**Set task 1:**
According to the privacy phone ranking, when was DivestOS discontinued?

**Document segment:**
§ §
P PrivacyPhones
Guide

The Privacy Phone Hierarchy: Every Option Ranked (2026)

The definitive tier ranking of every privacy phone, OS, and carrier service in 2026 — from GrapheneOS to dead projects. Opinionated, researched, and regularly updated.

TL;DR: GrapheneOS on a Pixel remains the undisputed best privacy phone setup in 2026, offering verified boot, hardened memory allocator, sandboxed Google Play, and the fastest security patches of any mobile OS. /e/OS and iodéOS are solid alternatives with trade-offs. Avoid CalyxOS (paused, unpatched since June 2025) and DivestOS (discontinued December 2024). Everything else falls somewhere in between — read on for the full breakdown.


The Privacy Phone Hierarchy: Every Option Ranked (2026)

The privacy phone landscape has shifted dramatically in the past year. Major projects have died. New hardware has arrived. And the gap between the best option and everything else has only widened.
§ §
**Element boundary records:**
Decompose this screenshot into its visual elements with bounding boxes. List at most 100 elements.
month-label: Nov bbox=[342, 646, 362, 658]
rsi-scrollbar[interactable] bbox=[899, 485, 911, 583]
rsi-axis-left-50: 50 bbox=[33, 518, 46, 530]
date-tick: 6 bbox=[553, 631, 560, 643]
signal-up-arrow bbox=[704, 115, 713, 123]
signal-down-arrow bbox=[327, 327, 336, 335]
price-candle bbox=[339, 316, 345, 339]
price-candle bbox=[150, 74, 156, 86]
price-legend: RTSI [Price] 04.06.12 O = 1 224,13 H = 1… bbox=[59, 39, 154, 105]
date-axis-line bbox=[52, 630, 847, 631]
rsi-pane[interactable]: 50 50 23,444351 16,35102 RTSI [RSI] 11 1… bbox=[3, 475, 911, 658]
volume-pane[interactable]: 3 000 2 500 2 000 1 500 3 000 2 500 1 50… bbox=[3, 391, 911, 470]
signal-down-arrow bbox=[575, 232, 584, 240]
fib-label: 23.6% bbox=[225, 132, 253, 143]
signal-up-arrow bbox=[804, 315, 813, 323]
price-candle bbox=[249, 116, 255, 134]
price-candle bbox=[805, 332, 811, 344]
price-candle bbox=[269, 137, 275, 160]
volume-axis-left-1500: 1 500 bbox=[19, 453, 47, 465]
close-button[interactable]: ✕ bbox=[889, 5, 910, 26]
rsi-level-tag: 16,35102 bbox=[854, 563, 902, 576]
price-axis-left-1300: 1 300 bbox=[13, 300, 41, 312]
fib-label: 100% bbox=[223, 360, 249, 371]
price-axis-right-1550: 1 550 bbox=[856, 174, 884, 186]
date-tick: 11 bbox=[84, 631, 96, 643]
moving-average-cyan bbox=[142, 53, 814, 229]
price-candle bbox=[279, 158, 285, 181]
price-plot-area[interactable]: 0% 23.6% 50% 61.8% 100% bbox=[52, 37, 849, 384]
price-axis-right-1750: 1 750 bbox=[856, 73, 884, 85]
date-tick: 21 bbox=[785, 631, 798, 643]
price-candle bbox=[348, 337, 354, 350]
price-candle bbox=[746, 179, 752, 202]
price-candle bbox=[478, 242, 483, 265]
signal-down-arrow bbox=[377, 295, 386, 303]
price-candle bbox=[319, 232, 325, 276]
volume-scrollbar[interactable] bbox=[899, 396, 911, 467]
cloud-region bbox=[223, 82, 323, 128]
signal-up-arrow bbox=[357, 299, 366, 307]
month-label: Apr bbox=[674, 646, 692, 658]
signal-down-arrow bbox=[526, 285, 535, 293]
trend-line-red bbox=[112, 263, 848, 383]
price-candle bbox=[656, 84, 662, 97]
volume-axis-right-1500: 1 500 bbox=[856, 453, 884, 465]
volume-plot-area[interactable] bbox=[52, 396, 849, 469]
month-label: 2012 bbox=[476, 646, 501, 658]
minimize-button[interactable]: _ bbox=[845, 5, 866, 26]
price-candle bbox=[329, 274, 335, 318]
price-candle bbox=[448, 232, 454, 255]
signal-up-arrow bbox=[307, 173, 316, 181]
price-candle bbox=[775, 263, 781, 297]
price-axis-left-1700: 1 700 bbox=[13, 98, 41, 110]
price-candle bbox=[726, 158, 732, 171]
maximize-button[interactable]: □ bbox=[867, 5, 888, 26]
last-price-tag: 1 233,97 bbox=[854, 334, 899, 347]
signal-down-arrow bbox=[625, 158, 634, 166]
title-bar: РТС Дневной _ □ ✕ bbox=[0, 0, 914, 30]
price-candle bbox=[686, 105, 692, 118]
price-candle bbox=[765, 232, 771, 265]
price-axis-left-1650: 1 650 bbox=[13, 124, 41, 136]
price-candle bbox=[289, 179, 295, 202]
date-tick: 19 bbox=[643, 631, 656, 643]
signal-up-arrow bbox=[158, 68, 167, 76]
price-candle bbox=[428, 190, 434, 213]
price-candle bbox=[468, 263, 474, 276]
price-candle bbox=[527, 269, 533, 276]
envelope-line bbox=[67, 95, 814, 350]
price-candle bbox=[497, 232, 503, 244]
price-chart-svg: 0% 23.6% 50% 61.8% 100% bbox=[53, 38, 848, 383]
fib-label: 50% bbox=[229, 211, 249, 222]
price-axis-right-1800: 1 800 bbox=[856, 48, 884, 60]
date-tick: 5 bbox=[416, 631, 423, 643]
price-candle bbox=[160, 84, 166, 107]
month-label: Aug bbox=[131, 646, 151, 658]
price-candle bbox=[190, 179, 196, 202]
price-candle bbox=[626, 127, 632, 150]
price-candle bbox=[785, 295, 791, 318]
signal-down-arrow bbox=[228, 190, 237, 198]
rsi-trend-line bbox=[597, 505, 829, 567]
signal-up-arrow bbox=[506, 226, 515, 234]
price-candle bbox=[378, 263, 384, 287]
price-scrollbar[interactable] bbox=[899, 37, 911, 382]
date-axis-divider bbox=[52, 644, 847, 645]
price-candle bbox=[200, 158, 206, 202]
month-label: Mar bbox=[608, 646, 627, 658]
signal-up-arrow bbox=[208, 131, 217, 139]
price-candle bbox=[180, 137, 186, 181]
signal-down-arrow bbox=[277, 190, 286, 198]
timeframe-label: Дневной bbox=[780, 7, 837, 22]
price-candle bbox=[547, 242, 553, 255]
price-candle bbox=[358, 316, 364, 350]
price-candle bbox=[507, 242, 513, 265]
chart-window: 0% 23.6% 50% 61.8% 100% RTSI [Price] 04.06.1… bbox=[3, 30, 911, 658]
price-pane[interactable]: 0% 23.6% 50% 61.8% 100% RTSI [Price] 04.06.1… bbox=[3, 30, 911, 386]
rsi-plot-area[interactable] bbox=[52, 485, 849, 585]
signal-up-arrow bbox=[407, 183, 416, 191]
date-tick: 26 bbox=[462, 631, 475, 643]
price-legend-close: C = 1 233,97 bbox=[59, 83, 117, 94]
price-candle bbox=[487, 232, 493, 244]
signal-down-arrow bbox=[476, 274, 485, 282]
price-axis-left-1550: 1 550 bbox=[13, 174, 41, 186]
§ §
**Set task 2:**
Rewrite the records from their first line through the line containing "rsi-level-tag: 16,35102 bbox=[854, 563, 902, 576]", substituting "sell-signal-arrow" for each "signal-down-arrow" and leaving everything else as it is.

**Right answer 1:**
December 2024.

**Right answer 2:**
Decompose this screenshot into its visual elements with bounding boxes. List at most 100 elements.
month-label: Nov bbox=[342, 646, 362, 658]
rsi-scrollbar[interactable] bbox=[899, 485, 911, 583]
rsi-axis-left-50: 50 bbox=[33, 518, 46, 530]
date-tick: 6 bbox=[553, 631, 560, 643]
signal-up-arrow bbox=[704, 115, 713, 123]
sell-signal-arrow bbox=[327, 327, 336, 335]
price-candle bbox=[339, 316, 345, 339]
price-candle bbox=[150, 74, 156, 86]
price-legend: RTSI [Price] 04.06.12 O = 1 224,13 H = 1… bbox=[59, 39, 154, 105]
date-axis-line bbox=[52, 630, 847, 631]
rsi-pane[interactable]: 50 50 23,444351 16,35102 RTSI [RSI] 11 1… bbox=[3, 475, 911, 658]
volume-pane[interactable]: 3 000 2 500 2 000 1 500 3 000 2 500 1 50… bbox=[3, 391, 911, 470]
sell-signal-arrow bbox=[575, 232, 584, 240]
fib-label: 23.6% bbox=[225, 132, 253, 143]
signal-up-arrow bbox=[804, 315, 813, 323]
price-candle bbox=[249, 116, 255, 134]
price-candle bbox=[805, 332, 811, 344]
price-candle bbox=[269, 137, 275, 160]
volume-axis-left-1500: 1 500 bbox=[19, 453, 47, 465]
close-button[interactable]: ✕ bbox=[889, 5, 910, 26]
rsi-level-tag: 16,35102 bbox=[854, 563, 902, 576]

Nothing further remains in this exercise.